The task.
Copy out the records again verbatim, starting at the line that contains "what elements are" and ending after the line that contains "item-number: 8 [84, 734, 92, 748]".

Entries provided.
================================

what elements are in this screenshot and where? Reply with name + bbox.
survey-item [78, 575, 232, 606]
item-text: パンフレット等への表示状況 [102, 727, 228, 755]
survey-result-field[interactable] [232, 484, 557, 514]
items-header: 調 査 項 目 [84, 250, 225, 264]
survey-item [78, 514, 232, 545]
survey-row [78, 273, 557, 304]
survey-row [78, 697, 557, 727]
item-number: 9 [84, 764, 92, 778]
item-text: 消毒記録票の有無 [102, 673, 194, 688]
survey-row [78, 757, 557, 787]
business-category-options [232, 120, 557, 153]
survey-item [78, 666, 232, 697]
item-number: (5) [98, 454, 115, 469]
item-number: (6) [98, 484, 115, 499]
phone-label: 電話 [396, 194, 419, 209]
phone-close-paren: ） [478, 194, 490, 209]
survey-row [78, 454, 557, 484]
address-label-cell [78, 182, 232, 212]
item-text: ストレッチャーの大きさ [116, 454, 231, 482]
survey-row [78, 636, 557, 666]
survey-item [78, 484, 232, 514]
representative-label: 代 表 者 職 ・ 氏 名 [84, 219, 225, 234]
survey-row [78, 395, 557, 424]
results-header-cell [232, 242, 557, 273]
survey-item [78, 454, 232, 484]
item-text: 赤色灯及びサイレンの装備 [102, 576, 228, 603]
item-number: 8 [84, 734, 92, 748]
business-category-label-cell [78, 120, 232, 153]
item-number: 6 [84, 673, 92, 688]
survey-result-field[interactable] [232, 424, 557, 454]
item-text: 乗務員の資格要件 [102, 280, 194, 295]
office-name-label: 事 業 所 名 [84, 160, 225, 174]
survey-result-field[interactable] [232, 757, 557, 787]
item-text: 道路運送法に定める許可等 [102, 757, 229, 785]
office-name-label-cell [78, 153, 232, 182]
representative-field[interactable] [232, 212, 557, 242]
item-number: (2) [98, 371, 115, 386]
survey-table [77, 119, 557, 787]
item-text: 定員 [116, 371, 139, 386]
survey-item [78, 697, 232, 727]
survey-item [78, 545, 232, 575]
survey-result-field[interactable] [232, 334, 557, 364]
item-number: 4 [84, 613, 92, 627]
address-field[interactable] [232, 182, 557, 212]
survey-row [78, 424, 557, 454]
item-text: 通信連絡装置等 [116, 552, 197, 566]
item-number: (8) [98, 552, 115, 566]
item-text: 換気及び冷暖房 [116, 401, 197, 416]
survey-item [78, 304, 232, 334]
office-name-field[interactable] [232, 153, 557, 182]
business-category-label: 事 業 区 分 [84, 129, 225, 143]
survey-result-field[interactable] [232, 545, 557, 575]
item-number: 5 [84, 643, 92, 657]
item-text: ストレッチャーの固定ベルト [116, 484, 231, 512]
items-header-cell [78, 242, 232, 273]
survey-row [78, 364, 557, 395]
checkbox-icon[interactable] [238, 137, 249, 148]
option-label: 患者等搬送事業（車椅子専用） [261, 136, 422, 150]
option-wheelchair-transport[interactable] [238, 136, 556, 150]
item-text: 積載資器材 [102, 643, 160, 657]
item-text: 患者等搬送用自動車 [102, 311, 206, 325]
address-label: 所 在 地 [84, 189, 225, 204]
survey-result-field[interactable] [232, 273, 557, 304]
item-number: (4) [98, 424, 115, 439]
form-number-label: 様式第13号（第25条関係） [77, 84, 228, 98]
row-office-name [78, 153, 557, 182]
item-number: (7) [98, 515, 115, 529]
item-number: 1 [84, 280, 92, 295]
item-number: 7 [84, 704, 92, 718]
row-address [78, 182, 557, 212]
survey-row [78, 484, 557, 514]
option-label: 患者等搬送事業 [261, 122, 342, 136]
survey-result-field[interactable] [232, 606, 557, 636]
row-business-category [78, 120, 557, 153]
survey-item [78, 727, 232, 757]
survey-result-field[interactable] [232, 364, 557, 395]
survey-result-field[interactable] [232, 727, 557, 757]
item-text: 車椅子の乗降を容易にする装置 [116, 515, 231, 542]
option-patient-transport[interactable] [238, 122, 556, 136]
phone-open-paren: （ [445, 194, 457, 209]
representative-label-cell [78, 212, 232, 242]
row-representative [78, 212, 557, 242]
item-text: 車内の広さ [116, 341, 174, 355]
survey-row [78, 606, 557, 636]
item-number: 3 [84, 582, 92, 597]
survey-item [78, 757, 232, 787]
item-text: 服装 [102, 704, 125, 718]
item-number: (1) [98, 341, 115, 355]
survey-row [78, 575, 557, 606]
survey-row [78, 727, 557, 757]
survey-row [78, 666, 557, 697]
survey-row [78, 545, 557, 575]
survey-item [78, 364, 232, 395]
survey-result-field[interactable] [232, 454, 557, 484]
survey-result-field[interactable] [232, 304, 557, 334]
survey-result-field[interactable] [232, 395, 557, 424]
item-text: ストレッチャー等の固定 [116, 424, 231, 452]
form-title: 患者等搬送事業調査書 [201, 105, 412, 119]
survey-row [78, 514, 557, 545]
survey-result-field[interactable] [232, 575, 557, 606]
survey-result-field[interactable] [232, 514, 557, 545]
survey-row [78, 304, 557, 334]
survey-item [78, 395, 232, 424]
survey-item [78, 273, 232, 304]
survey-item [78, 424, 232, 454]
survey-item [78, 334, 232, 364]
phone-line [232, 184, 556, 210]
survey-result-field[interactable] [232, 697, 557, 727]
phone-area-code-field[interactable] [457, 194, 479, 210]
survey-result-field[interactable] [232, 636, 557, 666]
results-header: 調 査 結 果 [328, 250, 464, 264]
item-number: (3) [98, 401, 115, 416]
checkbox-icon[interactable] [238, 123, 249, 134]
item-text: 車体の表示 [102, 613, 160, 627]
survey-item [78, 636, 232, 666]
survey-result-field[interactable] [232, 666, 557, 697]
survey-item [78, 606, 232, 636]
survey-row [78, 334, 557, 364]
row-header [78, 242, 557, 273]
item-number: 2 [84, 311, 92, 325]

================================

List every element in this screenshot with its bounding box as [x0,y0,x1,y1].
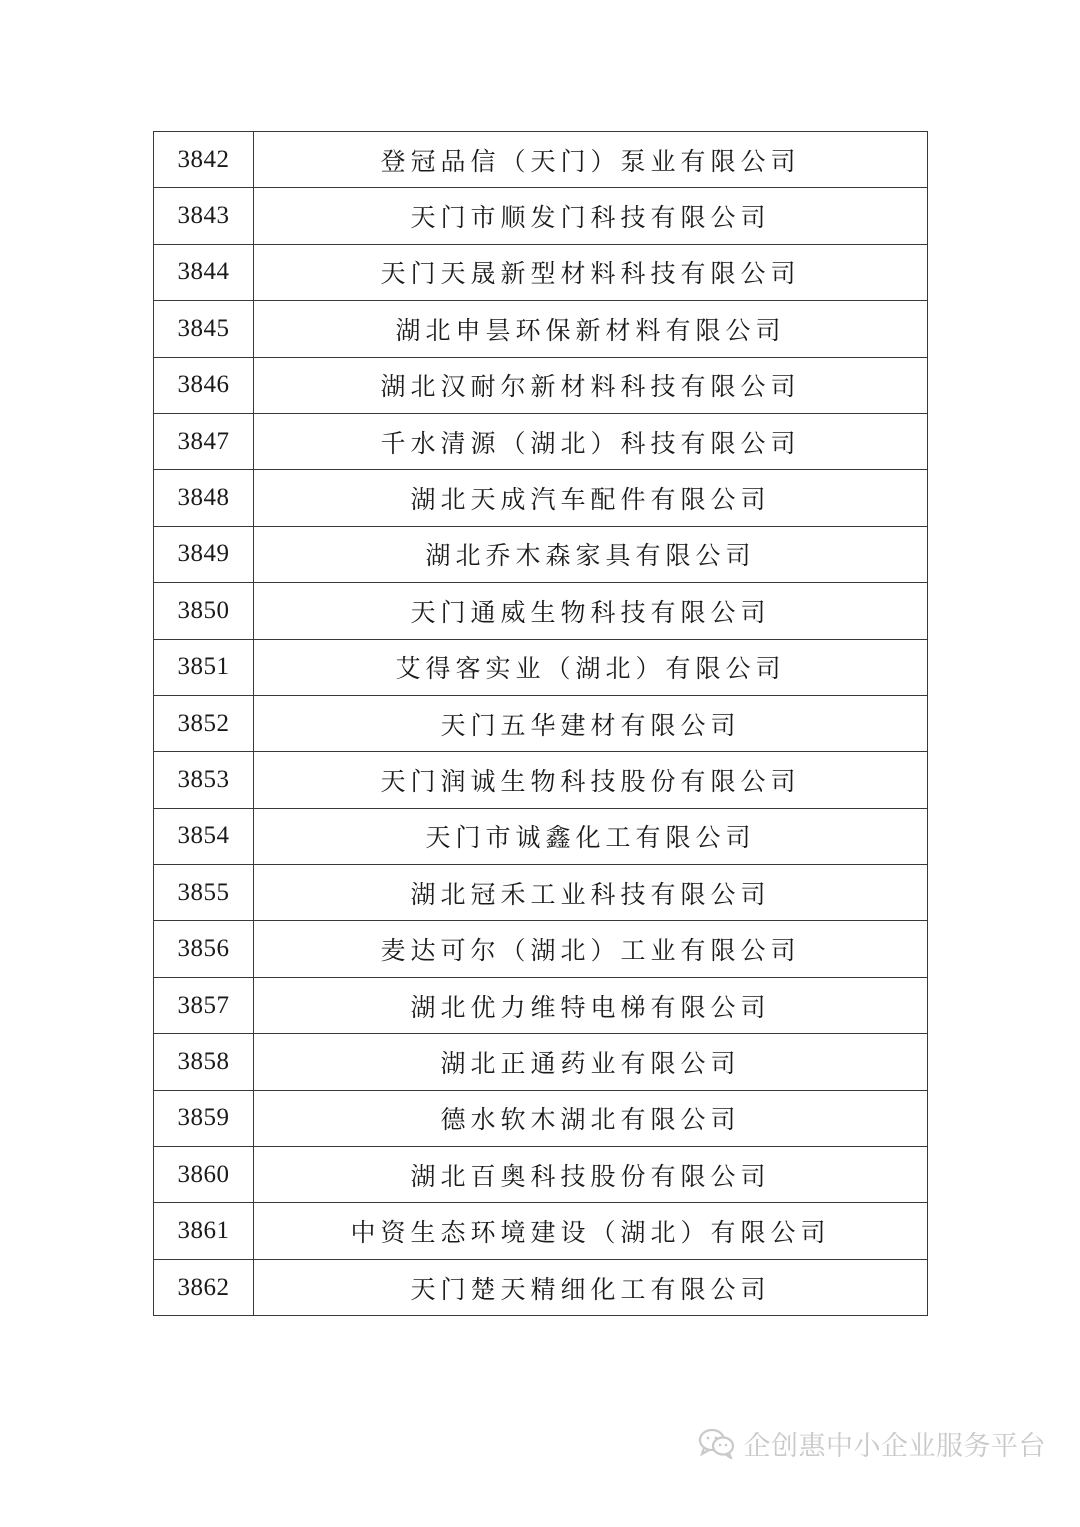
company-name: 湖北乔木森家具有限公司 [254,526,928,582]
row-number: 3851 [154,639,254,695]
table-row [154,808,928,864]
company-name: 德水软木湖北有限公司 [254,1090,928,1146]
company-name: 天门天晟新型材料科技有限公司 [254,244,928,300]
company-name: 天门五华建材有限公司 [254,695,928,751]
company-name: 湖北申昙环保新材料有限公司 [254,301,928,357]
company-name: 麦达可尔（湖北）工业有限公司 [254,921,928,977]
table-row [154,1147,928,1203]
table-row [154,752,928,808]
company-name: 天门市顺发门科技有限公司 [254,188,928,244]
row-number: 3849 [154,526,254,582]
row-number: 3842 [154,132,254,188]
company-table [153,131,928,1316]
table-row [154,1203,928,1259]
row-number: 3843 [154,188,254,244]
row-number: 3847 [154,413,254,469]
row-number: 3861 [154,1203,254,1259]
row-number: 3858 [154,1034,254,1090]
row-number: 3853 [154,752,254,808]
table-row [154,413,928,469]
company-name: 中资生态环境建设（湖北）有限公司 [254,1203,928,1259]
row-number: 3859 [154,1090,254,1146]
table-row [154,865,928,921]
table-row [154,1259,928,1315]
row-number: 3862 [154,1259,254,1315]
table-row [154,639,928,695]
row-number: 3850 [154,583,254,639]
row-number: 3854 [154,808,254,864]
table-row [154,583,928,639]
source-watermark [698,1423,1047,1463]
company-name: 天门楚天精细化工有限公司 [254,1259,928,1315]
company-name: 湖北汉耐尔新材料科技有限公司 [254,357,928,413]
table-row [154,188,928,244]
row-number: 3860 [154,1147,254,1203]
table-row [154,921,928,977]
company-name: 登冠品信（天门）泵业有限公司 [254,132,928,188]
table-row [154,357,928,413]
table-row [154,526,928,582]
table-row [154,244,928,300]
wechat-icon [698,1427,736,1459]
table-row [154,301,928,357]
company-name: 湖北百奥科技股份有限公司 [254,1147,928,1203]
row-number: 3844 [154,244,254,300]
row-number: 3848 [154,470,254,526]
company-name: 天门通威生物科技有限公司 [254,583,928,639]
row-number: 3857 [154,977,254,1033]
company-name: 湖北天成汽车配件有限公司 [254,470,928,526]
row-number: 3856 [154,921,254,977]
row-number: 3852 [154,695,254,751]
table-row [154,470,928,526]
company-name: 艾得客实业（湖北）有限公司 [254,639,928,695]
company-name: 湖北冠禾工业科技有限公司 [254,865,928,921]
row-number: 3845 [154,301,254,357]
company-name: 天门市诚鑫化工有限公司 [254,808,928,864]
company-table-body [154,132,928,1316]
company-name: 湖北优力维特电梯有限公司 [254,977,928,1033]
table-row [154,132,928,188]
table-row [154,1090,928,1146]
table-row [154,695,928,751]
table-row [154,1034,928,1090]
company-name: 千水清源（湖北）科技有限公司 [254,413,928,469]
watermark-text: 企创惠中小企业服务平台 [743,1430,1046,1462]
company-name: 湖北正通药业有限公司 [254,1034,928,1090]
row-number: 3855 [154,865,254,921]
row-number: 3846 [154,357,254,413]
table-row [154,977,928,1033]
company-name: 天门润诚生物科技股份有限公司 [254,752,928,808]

================================

Answer for the task.
what elements are in this screenshot and where? Reply with name + bbox.
survey-item [78, 575, 232, 606]
item-text: パンフレット等への表示状況 [102, 727, 228, 755]
survey-result-field[interactable] [232, 484, 557, 514]
items-header: 調 査 項 目 [84, 250, 225, 264]
survey-item [78, 514, 232, 545]
survey-row [78, 273, 557, 304]
survey-row [78, 697, 557, 727]
item-number: 9 [84, 764, 92, 778]
item-text: 消毒記録票の有無 [102, 673, 194, 688]
survey-row [78, 757, 557, 787]
business-category-options [232, 120, 557, 153]
survey-item [78, 666, 232, 697]
item-number: (5) [98, 454, 115, 469]
item-number: (6) [98, 484, 115, 499]
phone-label: 電話 [396, 194, 419, 209]
phone-close-paren: ） [478, 194, 490, 209]
survey-row [78, 454, 557, 484]
address-label-cell [78, 182, 232, 212]
item-text: ストレッチャーの大きさ [116, 454, 231, 482]
survey-row [78, 636, 557, 666]
survey-item [78, 484, 232, 514]
representative-label: 代 表 者 職 ・ 氏 名 [84, 219, 225, 234]
survey-row [78, 395, 557, 424]
results-header-cell [232, 242, 557, 273]
survey-item [78, 454, 232, 484]
item-text: 赤色灯及びサイレンの装備 [102, 576, 228, 603]
item-number: 8 [84, 734, 92, 748]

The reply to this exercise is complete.